[START MATERIAL]

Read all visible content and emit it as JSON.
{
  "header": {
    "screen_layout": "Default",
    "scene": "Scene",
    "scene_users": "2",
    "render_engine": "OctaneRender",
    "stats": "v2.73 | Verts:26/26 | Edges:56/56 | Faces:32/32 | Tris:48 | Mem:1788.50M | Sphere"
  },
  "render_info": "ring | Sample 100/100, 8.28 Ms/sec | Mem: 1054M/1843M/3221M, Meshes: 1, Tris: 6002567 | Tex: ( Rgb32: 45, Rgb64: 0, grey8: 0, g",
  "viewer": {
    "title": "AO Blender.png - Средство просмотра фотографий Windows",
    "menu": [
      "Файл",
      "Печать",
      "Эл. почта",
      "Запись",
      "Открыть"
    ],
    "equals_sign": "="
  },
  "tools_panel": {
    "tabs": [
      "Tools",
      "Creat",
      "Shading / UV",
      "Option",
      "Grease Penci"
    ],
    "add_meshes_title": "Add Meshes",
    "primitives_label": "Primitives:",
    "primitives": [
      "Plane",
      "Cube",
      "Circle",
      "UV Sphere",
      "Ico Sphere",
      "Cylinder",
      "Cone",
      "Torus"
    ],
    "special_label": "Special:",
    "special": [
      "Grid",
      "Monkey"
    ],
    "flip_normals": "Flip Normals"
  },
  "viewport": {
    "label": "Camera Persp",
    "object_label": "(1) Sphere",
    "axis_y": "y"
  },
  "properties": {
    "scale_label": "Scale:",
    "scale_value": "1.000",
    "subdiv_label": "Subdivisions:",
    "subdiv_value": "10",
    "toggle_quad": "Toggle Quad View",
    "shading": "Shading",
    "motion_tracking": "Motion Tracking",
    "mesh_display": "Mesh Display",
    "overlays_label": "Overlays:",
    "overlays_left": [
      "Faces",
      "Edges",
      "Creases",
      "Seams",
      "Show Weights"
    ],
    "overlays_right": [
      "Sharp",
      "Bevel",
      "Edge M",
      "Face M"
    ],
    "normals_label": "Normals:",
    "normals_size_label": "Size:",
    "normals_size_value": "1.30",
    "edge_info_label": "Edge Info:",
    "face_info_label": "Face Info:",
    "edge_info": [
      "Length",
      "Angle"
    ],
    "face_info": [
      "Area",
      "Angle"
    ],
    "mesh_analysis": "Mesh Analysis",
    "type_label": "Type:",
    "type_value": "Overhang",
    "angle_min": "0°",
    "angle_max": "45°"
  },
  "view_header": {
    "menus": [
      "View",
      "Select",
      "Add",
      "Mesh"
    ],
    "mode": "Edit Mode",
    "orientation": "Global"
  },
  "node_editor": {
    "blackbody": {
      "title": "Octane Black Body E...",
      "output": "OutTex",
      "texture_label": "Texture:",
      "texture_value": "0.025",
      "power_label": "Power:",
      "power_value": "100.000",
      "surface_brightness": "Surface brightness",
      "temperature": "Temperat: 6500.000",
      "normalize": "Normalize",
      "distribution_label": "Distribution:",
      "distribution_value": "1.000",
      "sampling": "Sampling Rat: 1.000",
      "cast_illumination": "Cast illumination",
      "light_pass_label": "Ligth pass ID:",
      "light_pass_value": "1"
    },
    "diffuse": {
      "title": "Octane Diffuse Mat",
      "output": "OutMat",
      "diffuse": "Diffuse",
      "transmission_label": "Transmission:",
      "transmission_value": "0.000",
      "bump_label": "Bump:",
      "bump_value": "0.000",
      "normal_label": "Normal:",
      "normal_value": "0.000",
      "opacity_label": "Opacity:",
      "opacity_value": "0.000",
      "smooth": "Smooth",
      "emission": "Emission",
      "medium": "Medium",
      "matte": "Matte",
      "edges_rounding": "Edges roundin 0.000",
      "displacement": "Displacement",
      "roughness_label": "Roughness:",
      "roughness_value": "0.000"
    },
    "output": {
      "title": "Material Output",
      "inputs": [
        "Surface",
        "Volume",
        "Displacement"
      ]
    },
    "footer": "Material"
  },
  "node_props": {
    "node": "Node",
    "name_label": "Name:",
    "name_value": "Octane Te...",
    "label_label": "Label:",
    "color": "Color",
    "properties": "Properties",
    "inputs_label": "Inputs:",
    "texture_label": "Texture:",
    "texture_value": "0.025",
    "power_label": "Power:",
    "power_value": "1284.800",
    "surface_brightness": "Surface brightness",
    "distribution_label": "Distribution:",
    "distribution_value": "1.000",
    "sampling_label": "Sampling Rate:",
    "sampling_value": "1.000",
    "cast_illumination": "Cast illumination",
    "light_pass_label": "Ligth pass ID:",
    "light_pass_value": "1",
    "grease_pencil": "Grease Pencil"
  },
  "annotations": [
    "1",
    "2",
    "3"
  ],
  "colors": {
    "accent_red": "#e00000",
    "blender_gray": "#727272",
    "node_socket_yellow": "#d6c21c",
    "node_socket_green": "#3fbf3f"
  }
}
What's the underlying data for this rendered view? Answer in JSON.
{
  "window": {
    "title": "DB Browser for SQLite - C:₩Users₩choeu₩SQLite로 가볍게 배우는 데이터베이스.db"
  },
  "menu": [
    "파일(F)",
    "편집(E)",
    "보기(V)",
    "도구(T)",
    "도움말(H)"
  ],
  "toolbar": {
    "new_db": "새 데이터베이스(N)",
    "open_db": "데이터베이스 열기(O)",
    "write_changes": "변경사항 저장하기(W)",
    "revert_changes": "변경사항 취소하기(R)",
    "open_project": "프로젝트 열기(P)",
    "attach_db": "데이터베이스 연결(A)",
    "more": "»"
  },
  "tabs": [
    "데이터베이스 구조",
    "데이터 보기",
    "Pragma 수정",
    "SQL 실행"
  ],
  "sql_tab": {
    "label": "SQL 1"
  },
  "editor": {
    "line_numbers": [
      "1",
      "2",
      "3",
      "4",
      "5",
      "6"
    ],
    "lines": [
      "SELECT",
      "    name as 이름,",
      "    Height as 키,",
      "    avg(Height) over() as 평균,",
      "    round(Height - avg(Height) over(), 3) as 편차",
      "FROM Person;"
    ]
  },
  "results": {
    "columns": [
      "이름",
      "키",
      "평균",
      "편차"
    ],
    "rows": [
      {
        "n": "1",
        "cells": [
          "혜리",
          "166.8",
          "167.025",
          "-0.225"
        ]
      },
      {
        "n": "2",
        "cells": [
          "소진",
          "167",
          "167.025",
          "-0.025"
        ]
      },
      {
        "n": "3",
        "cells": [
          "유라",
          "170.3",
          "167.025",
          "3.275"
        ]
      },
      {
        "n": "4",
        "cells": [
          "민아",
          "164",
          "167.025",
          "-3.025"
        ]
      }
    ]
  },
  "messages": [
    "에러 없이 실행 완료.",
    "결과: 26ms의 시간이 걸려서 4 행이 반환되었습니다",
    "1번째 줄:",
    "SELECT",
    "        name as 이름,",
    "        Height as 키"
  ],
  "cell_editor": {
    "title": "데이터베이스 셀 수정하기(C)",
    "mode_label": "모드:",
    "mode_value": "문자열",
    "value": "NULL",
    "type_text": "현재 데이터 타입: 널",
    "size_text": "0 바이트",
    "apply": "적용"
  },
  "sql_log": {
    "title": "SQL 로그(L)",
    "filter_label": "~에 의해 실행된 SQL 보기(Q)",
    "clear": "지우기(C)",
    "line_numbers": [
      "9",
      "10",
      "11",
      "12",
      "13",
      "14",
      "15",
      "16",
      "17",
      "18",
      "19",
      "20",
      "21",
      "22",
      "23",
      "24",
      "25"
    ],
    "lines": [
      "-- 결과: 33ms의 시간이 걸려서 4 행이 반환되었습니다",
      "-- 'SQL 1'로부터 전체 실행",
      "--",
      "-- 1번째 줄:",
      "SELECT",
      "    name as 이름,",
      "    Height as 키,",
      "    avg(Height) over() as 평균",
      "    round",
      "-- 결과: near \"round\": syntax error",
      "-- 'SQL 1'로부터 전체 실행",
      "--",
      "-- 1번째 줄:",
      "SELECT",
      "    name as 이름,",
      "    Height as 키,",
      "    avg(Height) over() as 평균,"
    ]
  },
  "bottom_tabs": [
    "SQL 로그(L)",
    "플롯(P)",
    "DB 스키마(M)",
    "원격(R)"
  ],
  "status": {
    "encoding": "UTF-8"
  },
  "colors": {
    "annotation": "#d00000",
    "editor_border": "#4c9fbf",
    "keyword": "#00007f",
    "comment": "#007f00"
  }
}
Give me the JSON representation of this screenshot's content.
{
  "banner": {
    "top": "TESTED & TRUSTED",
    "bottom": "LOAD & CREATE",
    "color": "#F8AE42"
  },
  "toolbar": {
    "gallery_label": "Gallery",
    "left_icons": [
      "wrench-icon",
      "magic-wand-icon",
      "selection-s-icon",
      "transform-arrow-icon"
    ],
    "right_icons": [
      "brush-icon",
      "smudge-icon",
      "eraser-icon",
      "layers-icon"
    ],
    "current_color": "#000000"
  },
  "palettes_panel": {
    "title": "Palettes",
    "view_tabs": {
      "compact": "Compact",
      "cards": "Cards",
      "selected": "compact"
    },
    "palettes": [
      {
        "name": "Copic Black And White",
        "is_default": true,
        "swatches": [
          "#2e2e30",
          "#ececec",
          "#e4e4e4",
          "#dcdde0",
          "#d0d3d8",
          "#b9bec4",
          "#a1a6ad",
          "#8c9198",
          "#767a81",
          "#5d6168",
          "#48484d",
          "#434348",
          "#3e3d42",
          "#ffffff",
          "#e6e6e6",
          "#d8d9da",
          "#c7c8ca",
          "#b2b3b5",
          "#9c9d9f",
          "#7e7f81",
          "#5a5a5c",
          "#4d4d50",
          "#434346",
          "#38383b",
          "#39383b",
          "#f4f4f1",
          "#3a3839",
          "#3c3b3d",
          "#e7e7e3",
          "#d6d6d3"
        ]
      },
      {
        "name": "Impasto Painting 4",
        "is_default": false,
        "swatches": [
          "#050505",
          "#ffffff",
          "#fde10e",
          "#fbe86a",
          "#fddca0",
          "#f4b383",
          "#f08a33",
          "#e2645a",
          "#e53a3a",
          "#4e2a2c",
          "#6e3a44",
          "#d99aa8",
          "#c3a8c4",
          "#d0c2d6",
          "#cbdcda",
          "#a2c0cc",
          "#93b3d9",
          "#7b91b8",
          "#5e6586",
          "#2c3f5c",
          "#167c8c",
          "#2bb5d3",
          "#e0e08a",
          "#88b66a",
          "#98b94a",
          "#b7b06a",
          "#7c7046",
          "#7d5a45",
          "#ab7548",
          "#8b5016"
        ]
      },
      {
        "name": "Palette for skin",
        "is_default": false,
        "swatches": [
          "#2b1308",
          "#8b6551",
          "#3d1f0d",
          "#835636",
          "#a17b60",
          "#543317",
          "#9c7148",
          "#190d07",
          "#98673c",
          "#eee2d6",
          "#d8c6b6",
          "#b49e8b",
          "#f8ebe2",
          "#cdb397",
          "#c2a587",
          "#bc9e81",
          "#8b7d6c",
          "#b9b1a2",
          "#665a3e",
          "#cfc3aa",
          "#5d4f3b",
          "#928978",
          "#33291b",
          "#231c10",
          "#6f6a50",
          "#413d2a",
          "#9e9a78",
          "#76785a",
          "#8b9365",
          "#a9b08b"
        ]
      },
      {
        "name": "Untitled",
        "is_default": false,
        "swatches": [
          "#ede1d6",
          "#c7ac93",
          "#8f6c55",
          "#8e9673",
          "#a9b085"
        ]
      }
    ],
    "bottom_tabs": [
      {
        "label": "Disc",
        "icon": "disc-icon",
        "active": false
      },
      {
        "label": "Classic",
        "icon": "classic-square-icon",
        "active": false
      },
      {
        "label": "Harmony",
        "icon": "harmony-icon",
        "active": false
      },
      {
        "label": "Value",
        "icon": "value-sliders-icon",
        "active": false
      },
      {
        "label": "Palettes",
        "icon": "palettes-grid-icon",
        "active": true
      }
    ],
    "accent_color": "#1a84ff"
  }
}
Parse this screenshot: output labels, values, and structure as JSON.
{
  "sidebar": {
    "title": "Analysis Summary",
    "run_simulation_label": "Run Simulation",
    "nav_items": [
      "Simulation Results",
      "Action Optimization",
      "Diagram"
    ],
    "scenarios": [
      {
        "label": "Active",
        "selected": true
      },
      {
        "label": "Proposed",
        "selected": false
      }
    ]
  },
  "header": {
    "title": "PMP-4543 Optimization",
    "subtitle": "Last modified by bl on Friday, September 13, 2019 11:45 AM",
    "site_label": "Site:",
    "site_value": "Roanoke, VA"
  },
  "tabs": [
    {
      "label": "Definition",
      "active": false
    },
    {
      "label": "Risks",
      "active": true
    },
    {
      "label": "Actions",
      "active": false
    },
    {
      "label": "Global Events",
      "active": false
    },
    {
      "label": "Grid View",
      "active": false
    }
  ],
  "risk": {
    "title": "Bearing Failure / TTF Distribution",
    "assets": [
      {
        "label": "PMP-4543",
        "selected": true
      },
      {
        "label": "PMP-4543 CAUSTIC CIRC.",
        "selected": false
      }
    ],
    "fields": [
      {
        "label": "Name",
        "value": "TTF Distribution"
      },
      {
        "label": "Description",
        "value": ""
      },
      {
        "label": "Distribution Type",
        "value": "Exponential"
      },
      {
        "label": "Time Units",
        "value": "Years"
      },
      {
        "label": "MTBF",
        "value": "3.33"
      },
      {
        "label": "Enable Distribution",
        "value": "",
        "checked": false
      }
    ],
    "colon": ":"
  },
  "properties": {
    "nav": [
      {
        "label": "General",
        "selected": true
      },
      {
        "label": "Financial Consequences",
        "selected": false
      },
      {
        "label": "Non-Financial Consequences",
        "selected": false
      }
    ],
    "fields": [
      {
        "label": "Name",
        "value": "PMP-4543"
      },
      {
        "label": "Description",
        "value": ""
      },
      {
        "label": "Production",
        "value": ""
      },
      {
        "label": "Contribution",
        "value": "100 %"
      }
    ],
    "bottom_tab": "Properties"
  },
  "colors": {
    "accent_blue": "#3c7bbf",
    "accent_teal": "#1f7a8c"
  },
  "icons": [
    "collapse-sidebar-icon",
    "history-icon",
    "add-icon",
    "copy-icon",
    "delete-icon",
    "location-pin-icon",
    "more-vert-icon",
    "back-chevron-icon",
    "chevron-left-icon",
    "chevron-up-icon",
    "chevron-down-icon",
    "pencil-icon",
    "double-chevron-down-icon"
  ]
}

[END MATERIAL]

## TASK DETAILS
Tell how many lines include "Meshes". The number is the whole answer.

## SOLVED PROBLEM
2